(WHAT IS ASKED):
Look through the lines of the material and count those containing "JSON". Give that count alone.
— START OF MATERIALS PROVIDED —
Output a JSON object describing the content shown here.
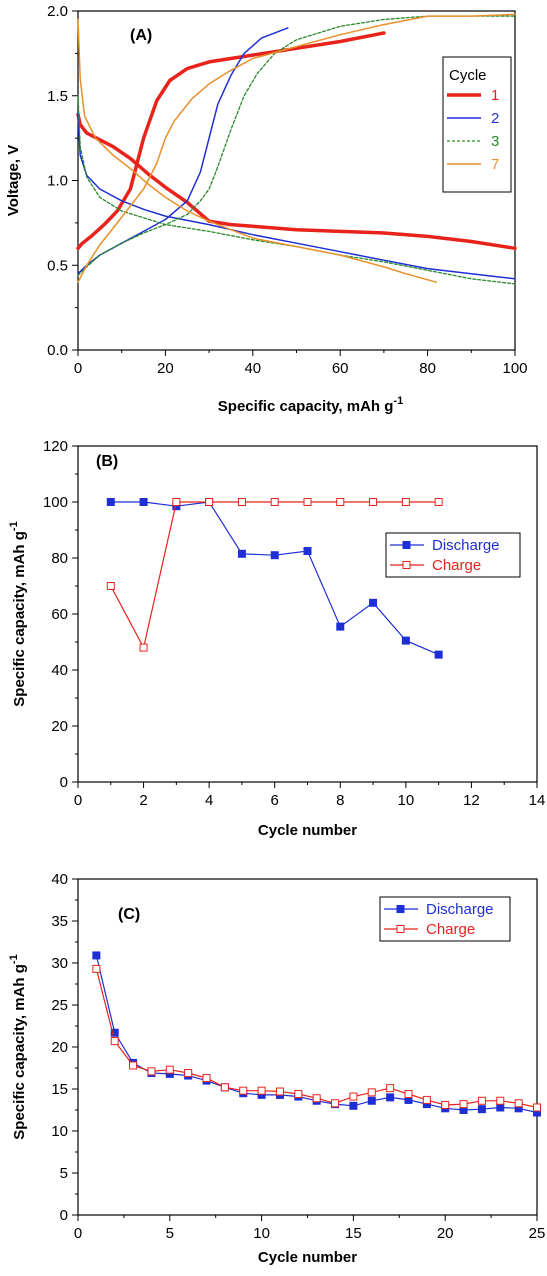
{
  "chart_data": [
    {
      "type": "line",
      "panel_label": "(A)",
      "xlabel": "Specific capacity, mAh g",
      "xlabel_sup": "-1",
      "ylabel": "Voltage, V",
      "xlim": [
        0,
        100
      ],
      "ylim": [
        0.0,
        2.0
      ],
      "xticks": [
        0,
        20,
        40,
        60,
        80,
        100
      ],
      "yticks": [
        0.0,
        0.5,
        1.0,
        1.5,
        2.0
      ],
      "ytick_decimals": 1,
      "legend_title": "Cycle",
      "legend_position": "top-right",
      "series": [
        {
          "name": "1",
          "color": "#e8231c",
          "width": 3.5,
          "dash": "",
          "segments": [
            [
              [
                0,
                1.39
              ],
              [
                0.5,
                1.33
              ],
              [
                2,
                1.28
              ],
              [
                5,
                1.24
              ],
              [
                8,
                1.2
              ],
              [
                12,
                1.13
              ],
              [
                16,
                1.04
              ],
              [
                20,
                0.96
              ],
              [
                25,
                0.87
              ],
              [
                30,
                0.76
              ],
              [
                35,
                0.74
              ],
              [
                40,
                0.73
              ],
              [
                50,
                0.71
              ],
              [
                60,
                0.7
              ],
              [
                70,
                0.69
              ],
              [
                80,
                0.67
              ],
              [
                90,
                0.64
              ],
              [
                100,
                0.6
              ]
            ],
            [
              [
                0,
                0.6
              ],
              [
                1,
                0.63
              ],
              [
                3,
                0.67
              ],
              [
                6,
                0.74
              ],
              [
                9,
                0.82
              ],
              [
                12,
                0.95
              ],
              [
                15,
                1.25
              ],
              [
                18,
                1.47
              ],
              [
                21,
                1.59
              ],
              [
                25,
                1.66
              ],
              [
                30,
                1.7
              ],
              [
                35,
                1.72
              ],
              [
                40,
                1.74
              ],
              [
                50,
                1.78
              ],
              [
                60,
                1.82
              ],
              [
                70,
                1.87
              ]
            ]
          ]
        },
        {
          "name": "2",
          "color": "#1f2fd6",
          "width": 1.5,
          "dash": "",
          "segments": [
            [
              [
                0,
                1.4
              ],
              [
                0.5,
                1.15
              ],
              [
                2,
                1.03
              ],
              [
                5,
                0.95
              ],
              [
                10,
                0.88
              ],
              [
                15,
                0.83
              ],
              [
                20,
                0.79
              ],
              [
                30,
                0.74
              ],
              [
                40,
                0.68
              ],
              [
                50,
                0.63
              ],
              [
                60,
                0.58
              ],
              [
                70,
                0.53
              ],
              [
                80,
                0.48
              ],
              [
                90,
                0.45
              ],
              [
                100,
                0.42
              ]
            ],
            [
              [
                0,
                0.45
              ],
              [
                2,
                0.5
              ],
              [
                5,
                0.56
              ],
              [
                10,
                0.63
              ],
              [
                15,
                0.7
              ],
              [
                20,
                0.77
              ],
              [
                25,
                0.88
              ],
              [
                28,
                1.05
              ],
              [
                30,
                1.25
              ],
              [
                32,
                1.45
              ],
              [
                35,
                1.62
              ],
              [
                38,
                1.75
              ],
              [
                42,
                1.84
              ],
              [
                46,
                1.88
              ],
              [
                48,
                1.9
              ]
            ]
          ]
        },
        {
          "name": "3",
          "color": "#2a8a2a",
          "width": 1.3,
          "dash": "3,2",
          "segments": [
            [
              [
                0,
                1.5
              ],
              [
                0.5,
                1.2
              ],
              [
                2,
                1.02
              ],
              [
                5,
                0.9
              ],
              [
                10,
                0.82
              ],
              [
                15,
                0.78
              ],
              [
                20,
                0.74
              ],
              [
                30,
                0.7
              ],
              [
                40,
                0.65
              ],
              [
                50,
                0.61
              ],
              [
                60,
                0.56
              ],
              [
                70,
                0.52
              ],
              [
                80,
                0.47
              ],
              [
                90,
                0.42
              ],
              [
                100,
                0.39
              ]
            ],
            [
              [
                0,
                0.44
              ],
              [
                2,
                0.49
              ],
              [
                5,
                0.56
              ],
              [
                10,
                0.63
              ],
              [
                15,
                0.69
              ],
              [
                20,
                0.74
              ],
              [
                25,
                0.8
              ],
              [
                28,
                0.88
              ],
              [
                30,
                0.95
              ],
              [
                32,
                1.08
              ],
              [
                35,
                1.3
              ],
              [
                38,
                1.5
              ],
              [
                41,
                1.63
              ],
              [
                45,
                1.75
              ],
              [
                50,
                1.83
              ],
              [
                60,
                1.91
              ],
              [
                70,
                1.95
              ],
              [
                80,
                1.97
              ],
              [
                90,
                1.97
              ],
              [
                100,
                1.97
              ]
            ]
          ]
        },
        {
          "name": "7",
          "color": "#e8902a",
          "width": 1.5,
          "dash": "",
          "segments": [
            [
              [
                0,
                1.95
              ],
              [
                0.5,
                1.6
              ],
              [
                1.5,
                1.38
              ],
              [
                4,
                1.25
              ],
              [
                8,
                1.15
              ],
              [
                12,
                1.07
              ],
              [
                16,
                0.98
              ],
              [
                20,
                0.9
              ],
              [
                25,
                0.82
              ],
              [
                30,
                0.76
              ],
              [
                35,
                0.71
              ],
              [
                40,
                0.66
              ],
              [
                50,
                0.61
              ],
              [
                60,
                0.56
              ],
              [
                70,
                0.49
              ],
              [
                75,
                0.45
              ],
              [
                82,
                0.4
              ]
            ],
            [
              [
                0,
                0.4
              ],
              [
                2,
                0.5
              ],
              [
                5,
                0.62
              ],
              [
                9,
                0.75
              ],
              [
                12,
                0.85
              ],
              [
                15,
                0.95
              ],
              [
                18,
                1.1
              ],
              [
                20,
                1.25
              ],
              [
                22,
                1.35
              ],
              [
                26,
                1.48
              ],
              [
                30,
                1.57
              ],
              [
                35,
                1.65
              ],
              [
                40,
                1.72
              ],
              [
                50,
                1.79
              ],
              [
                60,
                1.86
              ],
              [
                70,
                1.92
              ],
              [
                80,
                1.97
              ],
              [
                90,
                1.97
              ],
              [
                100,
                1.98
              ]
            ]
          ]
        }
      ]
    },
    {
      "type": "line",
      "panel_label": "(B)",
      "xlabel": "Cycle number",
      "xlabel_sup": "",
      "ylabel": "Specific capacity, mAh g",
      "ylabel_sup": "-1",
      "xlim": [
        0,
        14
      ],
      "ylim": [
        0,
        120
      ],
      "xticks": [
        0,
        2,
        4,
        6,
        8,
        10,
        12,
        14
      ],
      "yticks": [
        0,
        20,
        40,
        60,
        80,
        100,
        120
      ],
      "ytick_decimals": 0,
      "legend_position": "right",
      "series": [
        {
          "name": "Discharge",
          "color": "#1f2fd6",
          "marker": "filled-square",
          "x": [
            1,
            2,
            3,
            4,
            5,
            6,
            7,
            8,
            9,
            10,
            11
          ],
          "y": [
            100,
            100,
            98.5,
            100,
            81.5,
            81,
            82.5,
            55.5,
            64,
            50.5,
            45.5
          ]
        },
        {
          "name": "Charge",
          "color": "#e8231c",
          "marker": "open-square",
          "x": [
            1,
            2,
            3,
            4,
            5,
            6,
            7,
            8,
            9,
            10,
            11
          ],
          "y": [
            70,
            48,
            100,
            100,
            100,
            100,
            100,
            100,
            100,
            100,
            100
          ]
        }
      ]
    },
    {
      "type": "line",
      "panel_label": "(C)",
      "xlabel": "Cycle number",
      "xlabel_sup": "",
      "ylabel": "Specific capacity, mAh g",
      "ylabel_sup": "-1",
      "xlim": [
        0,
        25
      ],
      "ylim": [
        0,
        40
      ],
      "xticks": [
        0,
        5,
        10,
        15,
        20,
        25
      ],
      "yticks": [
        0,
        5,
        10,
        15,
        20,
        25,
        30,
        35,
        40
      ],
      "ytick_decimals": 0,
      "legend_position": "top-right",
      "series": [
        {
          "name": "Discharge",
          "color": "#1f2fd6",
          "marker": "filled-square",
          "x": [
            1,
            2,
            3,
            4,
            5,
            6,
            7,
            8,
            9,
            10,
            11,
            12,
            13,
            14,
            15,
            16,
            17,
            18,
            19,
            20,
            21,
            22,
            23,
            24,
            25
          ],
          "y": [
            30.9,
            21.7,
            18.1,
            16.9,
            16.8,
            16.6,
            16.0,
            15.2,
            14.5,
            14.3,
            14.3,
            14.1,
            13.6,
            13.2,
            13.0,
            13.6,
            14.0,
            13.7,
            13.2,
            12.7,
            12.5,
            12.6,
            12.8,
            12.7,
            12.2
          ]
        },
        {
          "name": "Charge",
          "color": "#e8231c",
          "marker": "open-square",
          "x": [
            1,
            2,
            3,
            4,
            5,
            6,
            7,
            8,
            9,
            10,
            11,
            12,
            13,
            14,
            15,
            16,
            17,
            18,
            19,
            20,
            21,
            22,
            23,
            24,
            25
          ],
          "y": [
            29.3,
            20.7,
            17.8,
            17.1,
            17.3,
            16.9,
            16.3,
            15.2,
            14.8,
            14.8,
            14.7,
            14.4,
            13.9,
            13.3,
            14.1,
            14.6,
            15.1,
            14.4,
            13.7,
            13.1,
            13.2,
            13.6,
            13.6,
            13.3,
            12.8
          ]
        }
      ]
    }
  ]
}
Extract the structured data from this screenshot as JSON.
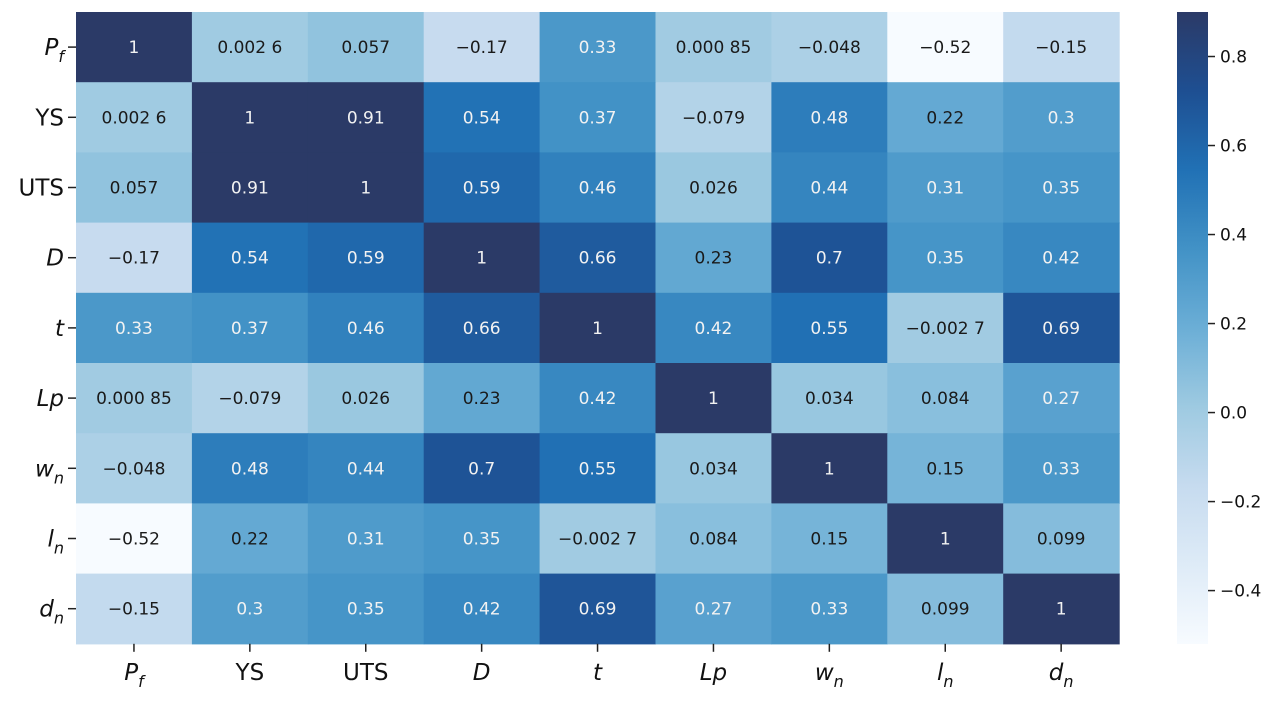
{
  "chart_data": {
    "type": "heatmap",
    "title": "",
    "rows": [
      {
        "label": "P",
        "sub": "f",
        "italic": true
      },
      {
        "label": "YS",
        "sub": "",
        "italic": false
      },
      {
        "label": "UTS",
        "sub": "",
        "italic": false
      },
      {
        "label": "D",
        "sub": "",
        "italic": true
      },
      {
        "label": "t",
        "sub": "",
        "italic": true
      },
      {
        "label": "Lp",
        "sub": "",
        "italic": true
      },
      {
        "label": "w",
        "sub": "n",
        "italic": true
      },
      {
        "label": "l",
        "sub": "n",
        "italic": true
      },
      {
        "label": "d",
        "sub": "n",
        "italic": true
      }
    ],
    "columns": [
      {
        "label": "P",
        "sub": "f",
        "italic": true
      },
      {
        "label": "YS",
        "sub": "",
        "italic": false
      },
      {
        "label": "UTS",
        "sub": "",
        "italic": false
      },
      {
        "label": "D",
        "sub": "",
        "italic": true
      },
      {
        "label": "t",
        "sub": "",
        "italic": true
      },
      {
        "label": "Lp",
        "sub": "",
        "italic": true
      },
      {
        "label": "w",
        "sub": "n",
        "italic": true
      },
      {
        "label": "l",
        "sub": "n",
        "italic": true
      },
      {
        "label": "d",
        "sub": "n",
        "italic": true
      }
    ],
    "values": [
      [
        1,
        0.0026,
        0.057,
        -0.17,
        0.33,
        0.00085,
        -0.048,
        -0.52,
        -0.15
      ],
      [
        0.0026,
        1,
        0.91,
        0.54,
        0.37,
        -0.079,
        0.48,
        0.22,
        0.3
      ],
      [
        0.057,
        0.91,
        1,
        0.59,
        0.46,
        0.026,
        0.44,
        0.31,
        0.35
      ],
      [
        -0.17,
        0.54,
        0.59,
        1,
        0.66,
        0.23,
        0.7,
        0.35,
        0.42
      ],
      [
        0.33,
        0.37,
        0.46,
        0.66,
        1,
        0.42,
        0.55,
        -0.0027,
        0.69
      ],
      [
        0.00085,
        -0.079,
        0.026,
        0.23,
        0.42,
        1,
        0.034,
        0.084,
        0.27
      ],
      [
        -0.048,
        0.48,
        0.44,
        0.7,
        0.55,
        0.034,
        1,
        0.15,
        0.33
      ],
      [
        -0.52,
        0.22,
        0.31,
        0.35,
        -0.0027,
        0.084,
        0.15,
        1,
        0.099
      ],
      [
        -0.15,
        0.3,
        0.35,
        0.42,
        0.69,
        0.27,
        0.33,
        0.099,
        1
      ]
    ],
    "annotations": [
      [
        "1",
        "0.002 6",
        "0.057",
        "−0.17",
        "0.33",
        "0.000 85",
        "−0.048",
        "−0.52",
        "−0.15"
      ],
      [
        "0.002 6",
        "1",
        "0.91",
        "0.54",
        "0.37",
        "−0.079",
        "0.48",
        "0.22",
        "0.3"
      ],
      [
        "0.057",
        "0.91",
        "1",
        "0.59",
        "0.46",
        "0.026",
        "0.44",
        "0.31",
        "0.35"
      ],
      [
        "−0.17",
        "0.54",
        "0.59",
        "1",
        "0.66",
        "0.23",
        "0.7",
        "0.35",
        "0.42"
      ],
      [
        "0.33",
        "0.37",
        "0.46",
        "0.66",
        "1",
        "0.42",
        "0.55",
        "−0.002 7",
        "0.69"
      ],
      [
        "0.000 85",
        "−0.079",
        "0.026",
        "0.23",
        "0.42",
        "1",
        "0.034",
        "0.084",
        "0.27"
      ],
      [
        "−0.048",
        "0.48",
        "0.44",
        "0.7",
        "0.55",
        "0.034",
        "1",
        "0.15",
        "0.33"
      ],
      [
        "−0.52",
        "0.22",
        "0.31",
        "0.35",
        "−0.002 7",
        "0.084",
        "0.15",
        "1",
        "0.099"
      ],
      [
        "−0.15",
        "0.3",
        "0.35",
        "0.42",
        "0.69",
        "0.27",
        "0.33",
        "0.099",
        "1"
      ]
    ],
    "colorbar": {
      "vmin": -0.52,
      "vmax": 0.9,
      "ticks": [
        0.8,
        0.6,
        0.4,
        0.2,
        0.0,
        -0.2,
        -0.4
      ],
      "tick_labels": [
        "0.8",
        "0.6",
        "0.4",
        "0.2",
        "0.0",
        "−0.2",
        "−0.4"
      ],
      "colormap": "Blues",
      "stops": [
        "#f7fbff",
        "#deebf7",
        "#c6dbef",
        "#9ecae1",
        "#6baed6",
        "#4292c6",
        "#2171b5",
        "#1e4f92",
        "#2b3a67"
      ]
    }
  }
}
— END OF MATERIALS PROVIDED —
(ANSWER IN FULL):
2